Extrait du document
'''
Pol Pot a-t-il lu 1984, le roman de George Orwell ? Cet ouvrage philosophique dans lequel les idéologies ont triomphé des individus est paru en 1949, date à laquelle Pol Pot, alors encore Saloth Sar, vient d’arriver à Paris où il va rester 5 ans.
Mes Chers parents, Angkar et le Big Brother d’Orwell
Coïncidence
Coïncidence ou non, la plupart des théories d’Orwell mises en place par la machine Big Brother se retrouve quasi à l’identique dans le fonctionnement de l’Angkar, cette « machine khmère rouge », comme l’écrit Rithy Panh*.
Dans 1984, Winston Smith, le héro du roman, vit sous la dictature d’un Parti unique dictatorial. Le chef de ce Parti nommé Angsoc pour socialisme anglais, s’appelle Big Brother. On y trouve quatre ministères (Vérité, Paix, Amour, Abondance) et trois slogans : « La guerre c’est la paix », « La liberté c’est l’esclavage », « L’ignorance c’est la force ». La destruction ou l’inversion des valeurs est l’un des éléments fort de 1984. Un seconde particularité de ce roman est que le totalitarisme est entretenu par un conditionnement rendu possible grâce à une propagande dispensée dans un nouveau langage, qu’Orwell appelle la novlangue. La transformation de la société passe obligatoirement par une langue moderne qui va rendre impossible toute forme de critique du pouvoir.
Embrigadement
Pour arriver à ses fins le Parti unique de 1984 va embrigader les enfants, leur demandant de surveiller et de dénoncer leurs parents.
Il est troublant de constater que Pol Pot n’a rien fait d’autre que d’appliquer ces procédures à la lettre. Un peu comme si le roman d’anticipation avait servi de guide pratique à la mise en place de son régime génocidaire…La révolution khmère rouge a immédiatement cherché à détruire la mémoire, la parole, la pensée. Phnom Penh a été évacuée quelques heures seulement après l’entrée des troupes de Pol Pot dans la ville. Rayer le passé d’un peuple, ses traditions et sa culture lui permettait de bâtir un « monde meilleur » fait d’hommes nouveaux, nommés les Khmers sât. Sât signifie pur, qui n’a pas été corrompu par le contact avec l’ennemi, l’étranger. Et des ennemis, l’Angkar en produisait autant que ce qu’il en éliminait. Le peuple entier était devenu un ennemi tant qu’il n’était pas purifié !
'''
Entrées des éléments encadrés
'''
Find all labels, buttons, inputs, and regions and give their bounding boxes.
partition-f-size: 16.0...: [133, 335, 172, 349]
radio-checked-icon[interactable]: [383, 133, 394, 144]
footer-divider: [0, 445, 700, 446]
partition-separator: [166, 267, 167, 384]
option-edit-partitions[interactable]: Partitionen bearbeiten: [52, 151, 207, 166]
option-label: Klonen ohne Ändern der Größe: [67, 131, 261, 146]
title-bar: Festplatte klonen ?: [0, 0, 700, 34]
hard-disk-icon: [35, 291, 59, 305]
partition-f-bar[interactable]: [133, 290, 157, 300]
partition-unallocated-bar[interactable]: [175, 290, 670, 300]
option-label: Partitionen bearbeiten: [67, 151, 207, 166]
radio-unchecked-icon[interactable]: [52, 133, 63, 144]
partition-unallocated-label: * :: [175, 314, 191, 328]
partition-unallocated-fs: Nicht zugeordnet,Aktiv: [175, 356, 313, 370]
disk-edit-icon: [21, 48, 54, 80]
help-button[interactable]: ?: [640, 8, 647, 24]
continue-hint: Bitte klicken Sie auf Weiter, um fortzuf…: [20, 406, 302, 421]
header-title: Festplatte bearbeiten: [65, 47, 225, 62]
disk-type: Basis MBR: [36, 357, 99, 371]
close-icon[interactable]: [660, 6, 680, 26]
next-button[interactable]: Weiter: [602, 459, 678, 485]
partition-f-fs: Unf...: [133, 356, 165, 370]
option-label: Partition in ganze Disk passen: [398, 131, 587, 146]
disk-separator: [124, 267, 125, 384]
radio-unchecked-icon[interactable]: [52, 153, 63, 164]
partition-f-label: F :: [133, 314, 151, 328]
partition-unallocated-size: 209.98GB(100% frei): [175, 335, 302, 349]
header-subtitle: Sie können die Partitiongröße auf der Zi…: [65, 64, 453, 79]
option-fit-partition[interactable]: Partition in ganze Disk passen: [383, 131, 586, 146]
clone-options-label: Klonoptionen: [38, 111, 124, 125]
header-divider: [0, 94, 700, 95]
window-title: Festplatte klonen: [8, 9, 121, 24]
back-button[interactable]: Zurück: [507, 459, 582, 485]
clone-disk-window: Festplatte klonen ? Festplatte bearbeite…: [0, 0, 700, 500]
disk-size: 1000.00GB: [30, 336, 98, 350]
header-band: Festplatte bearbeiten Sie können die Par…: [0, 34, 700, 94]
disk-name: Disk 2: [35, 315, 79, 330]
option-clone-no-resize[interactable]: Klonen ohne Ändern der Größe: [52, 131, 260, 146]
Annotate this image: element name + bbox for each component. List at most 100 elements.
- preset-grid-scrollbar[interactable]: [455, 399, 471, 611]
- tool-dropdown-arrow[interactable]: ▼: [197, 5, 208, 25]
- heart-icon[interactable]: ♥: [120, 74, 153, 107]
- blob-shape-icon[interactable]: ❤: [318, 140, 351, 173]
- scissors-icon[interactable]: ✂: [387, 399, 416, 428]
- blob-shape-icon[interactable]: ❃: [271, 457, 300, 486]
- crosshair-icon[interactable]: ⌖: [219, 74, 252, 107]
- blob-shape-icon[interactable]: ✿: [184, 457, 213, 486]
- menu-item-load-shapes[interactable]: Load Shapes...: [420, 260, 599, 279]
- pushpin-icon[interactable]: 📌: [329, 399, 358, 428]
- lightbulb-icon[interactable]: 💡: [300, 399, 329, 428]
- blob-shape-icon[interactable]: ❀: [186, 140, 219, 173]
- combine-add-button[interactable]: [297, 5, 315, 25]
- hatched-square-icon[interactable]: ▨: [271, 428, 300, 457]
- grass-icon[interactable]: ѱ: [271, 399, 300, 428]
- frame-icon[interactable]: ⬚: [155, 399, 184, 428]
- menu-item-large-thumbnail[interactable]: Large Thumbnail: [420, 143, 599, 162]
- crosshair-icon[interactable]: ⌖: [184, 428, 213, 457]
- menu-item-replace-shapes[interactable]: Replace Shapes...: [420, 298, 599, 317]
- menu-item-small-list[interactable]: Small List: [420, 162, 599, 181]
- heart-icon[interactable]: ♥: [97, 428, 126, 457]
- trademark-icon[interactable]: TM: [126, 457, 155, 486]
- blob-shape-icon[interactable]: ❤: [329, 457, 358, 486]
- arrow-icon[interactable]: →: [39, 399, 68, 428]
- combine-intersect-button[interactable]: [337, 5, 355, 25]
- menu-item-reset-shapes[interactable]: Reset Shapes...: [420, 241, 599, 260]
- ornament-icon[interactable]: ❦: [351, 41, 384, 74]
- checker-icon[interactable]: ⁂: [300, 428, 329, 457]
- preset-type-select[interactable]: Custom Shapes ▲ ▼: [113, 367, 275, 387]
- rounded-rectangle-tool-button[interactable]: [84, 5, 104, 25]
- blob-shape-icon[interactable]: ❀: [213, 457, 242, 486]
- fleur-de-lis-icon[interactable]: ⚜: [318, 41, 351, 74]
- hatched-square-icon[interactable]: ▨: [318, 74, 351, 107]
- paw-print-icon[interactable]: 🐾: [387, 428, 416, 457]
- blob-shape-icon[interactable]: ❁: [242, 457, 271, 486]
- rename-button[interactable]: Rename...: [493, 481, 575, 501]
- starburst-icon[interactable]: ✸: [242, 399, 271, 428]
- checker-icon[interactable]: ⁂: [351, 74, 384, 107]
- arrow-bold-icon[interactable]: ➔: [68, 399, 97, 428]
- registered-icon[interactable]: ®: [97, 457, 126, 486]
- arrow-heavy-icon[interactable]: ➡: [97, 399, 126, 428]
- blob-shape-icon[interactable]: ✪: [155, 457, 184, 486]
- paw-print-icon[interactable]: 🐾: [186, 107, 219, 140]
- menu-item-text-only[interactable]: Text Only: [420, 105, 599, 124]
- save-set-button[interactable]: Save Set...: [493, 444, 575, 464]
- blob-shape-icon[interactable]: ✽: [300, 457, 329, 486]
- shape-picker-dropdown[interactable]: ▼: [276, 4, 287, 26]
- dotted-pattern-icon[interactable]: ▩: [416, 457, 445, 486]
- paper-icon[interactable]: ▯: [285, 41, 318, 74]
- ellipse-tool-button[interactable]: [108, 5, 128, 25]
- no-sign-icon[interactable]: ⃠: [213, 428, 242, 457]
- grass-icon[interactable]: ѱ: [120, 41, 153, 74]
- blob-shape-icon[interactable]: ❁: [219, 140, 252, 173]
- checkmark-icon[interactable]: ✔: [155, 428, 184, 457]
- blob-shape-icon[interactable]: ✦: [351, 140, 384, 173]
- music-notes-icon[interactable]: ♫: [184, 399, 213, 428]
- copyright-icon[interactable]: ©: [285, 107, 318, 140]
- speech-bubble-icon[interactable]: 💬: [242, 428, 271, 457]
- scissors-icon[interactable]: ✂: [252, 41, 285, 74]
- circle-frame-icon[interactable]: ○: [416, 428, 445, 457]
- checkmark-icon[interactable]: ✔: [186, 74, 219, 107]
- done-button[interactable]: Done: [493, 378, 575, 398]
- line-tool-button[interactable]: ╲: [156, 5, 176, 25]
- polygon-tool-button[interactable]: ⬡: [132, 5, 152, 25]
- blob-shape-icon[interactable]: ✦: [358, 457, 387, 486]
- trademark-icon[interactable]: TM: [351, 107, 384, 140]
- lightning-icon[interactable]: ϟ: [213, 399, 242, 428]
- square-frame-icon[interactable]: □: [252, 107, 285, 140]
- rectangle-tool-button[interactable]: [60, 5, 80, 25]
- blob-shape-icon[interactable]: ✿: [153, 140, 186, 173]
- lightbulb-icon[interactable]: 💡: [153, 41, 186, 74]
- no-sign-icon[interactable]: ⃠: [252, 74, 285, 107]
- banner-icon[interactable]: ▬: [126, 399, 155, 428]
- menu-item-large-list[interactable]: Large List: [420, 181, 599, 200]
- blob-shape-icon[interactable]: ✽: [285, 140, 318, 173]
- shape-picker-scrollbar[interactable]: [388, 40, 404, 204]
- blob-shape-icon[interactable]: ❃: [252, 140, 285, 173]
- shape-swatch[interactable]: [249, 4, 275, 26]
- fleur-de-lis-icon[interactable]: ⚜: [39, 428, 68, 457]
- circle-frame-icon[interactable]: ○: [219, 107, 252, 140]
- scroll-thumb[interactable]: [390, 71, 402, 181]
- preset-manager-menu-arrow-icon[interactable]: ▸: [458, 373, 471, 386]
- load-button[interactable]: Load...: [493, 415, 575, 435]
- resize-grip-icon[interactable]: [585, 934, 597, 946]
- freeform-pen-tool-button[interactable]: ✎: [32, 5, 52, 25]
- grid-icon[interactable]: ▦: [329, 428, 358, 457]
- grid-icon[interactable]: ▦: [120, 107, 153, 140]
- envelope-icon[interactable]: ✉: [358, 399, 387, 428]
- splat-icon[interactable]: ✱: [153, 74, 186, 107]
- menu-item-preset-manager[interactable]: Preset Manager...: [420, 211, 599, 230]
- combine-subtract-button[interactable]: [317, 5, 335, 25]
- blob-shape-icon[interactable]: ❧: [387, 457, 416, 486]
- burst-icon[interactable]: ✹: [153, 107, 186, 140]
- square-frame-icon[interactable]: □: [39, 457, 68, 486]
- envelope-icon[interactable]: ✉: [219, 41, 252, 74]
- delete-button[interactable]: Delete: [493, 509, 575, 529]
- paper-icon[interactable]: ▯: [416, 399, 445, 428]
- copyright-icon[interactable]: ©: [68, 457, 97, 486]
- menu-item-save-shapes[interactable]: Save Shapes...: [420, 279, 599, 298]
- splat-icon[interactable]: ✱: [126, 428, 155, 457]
'''
Consigne
Réécris l'extrait sur Orwell et l'Angkar de « Dans 1984, Winston » à « critique du pouvoir. », en remplaçant « novlangue » par « néolangue ».

Corrigé
Dans 1984, Winston Smith, le héro du roman, vit sous la dictature d’un Parti unique dictatorial. Le chef de ce Parti nommé Angsoc pour socialisme anglais, s’appelle Big Brother. On y trouve quatre ministères (Vérité, Paix, Amour, Abondance) et trois slogans : « La guerre c’est la paix », « La liberté c’est l’esclavage », « L’ignorance c’est la force ». La destruction ou l’inversion des valeurs est l’un des éléments fort de 1984. Un seconde particularité de ce roman est que le totalitarisme est entretenu par un conditionnement rendu possible grâce à une propagande dispensée dans un nouveau langage, qu’Orwell appelle la néolangue. La transformation de la société passe obligatoirement par une langue moderne qui va rendre impossible toute forme de critique du pouvoir.